Give an exact copy of every line, leaving images out.

Part of a data file
★ ★ ★ ★ ★ ★ ★

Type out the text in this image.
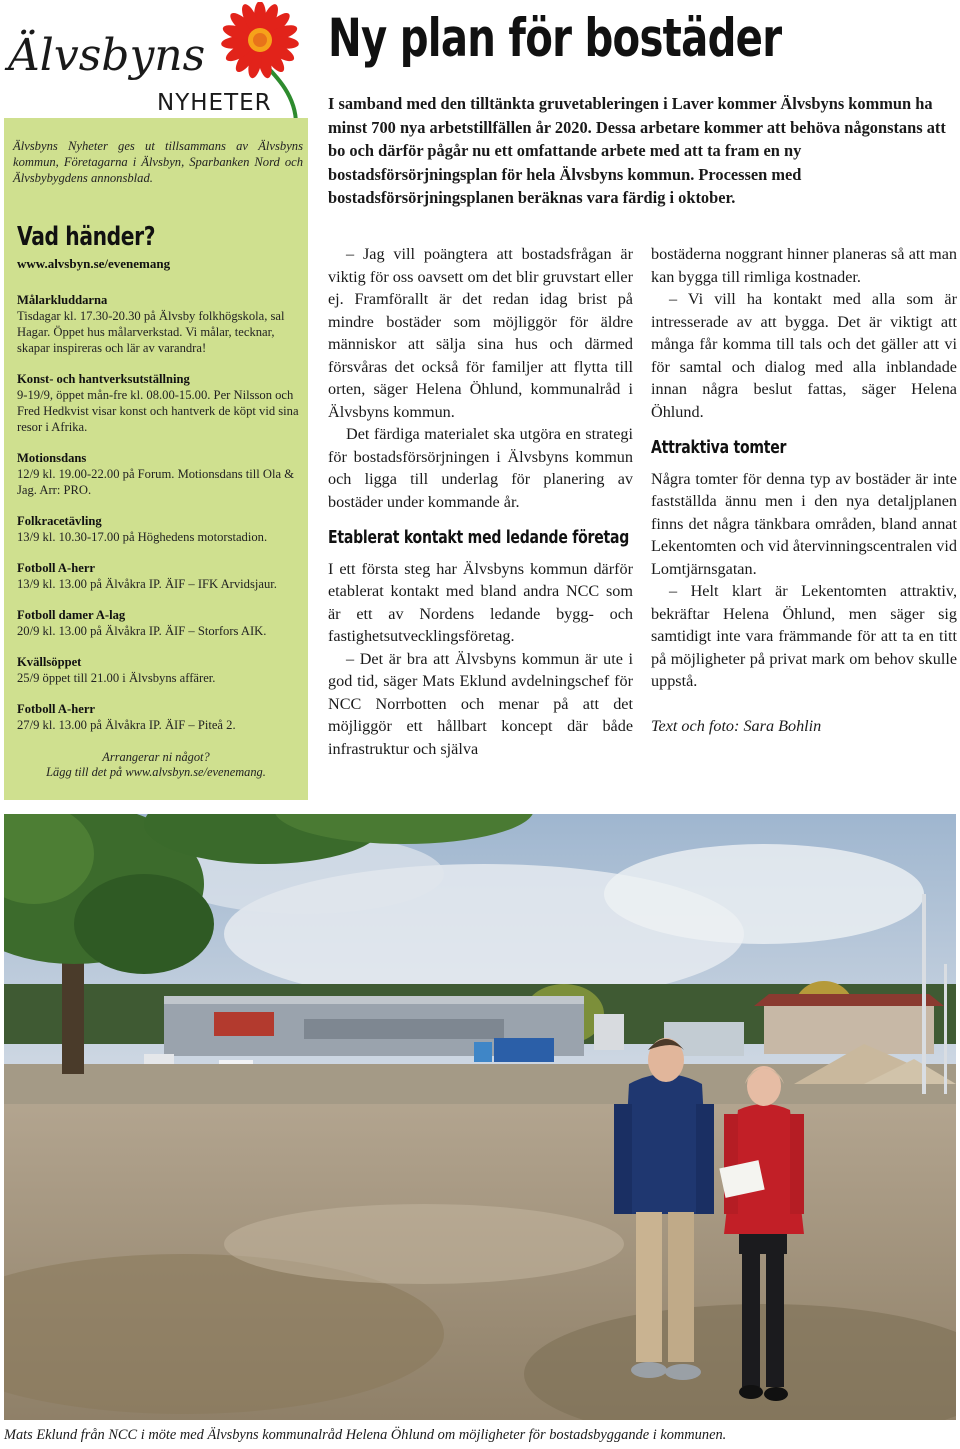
Älvsbyns
NYHETER
Älvsbyns Nyheter ges ut tillsammans av Älvsbyns kommun, Företagarna i Älvsbyn, Sparbanken Nord och Älvsbybygdens annonsblad.
Vad händer?
www.alvsbyn.se/evenemang
Målarkluddarna
Tisdagar kl. 17.30-20.30 på Älvsby folkhögskola, sal Hagar. Öppet hus målarverkstad. Vi målar, tecknar, skapar inspireras och lär av varandra!
Konst- och hantverksutställning
9-19/9, öppet mån-fre kl. 08.00-15.00. Per Nilsson och Fred Hedkvist visar konst och hantverk de köpt vid sina resor i Afrika.
Motionsdans
12/9 kl. 19.00-22.00 på Forum. Motionsdans till Ola & Jag. Arr: PRO.
Folkracetävling
13/9 kl. 10.30-17.00 på Höghedens motorstadion.
Fotboll A-herr
13/9 kl. 13.00 på Älvåkra IP. ÄIF – IFK Arvidsjaur.
Fotboll damer A-lag
20/9 kl. 13.00 på Älvåkra IP. ÄIF – Storfors AIK.
Kvällsöppet
25/9 öppet till 21.00 i Älvsbyns affärer.
Fotboll A-herr
27/9 kl. 13.00 på Älvåkra IP. ÄIF – Piteå 2.
Arrangerar ni något?
Lägg till det på www.alvsbyn.se/evenemang.
Ny plan för bostäder
I samband med den tilltänkta gruvetableringen i Laver kommer Älvsbyns kommun ha minst 700 nya arbetstillfällen år 2020. Dessa arbetare kommer att behöva någonstans att bo och därför pågår nu ett omfattande arbete med att ta fram en ny bostadsförsörjningsplan för hela Älvsbyns kommun. Processen med bostadsförsörjningsplanen beräknas vara färdig i oktober.

– Jag vill poängtera att bostadsfrågan är viktig för oss oavsett om det blir gruvstart eller ej. Framförallt är det redan idag brist på mindre bostäder som möjliggör för äldre människor att sälja sina hus och därmed försvåras det också för familjer att flytta till orten, säger Helena Öhlund, kommunalråd i Älvsbyns kommun.

Det färdiga materialet ska utgöra en strategi för bostadsförsörjningen i Älvsbyns kommun och ligga till underlag för planering av bostäder under kommande år.

Etablerat kontakt med ledande företag

I ett första steg har Älvsbyns kommun därför etablerat kontakt med bland andra NCC som är ett av Nordens ledande bygg- och fastighetsutvecklingsföretag.

– Det är bra att Älvsbyns kommun är ute i god tid, säger Mats Eklund avdelningschef för NCC Norrbotten och menar på att det möjliggör ett hållbart koncept där både infrastruktur och själva

bostäderna noggrant hinner planeras så att man kan bygga till rimliga kostnader.

– Vi vill ha kontakt med alla som är intresserade av att bygga. Det är viktigt att många får komma till tals och det gäller att vi för samtal och dialog med alla inblandade innan några beslut fattas, säger Helena Öhlund.

Attraktiva tomter

Några tomter för denna typ av bostäder är inte fastställda ännu men i den nya detaljplanen finns det några tänkbara områden, bland annat Lekentomten och vid återvinningscentralen vid Lomtjärnsgatan.

– Helt klart är Lekentomten attraktiv, bekräftar Helena Öhlund, men säger sig samtidigt inte vara främmande för att ta en titt på möjligheter på privat mark om behov skulle uppstå.

Text och foto: Sara Bohlin

Mats Eklund från NCC i möte med Älvsbyns kommunalråd Helena Öhlund om möjligheter för bostadsbyggande i kommunen.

★ ★ ★ ★ ★ ★ ★

_Exercise answer_:
Type out the text in this image.
Älvsbyns
NYHETER
Älvsbyns Nyheter ges ut tillsammans av Älvsbyns kommun, Företagarna i Älvsbyn, Sparbanken Nord och Älvsbybygdens annonsblad.
Vad händer?
www.alvsbyn.se/evenemang
Målarkluddarna
Tisdagar kl. 17.30-20.30 på Älvsby folkhögskola, sal Hagar. Öppet hus målarverkstad. Vi målar, tecknar, skapar inspireras och lär av varandra!
Konst- och hantverksutställning
9-19/9, öppet mån-fre kl. 08.00-15.00. Per Nilsson och Fred Hedkvist visar konst och hantverk de köpt vid sina resor i Afrika.
Motionsdans
12/9 kl. 19.00-22.00 på Forum. Motionsdans till Ola & Jag. Arr: PRO.
Folkracetävling
13/9 kl. 10.30-17.00 på Höghedens motorstadion.
Fotboll A-herr
13/9 kl. 13.00 på Älvåkra IP. ÄIF – IFK Arvidsjaur.
Fotboll damer A-lag
20/9 kl. 13.00 på Älvåkra IP. ÄIF – Storfors AIK.
Kvällsöppet
25/9 öppet till 21.00 i Älvsbyns affärer.
Fotboll A-herr
27/9 kl. 13.00 på Älvåkra IP. ÄIF – Piteå 2.
Arrangerar ni något?
Lägg till det på www.alvsbyn.se/evenemang.
Ny plan för bostäder
I samband med den tilltänkta gruvetableringen i Laver kommer Älvsbyns kommun ha minst 700 nya arbetstillfällen år 2020. Dessa arbetare kommer att behöva någonstans att bo och därför pågår nu ett omfattande arbete med att ta fram en ny bostadsförsörjningsplan för hela Älvsbyns kommun. Processen med bostadsförsörjningsplanen beräknas vara färdig i oktober.

– Jag vill poängtera att bostadsfrågan är viktig för oss oavsett om det blir gruvstart eller ej. Framförallt är det redan idag brist på mindre bostäder som möjliggör för äldre människor att sälja sina hus och därmed försvåras det också för familjer att flytta till orten, säger Helena Öhlund, kommunalråd i Älvsbyns kommun.

Det färdiga materialet ska utgöra en strategi för bostadsförsörjningen i Älvsbyns kommun och ligga till underlag för planering av bostäder under kommande år.

Etablerat kontakt med ledande företag

I ett första steg har Älvsbyns kommun därför etablerat kontakt med bland andra NCC som är ett av Nordens ledande bygg- och fastighetsutvecklingsföretag.

– Det är bra att Älvsbyns kommun är ute i god tid, säger Mats Eklund avdelningschef för NCC Norrbotten och menar på att det möjliggör ett hållbart koncept där både infrastruktur och själva

bostäderna noggrant hinner planeras så att man kan bygga till rimliga kostnader.

– Vi vill ha kontakt med alla som är intresserade av att bygga. Det är viktigt att många får komma till tals och det gäller att vi för samtal och dialog med alla inblandade innan några beslut fattas, säger Helena Öhlund.

Attraktiva tomter

Några tomter för denna typ av bostäder är inte fastställda ännu men i den nya detaljplanen finns det några tänkbara områden, bland annat Lekentomten och vid återvinningscentralen vid Lomtjärnsgatan.

– Helt klart är Lekentomten attraktiv, bekräftar Helena Öhlund, men säger sig samtidigt inte vara främmande för att ta en titt på möjligheter på privat mark om behov skulle uppstå.

Text och foto: Sara Bohlin

Mats Eklund från NCC i möte med Älvsbyns kommunalråd Helena Öhlund om möjligheter för bostadsbyggande i kommunen.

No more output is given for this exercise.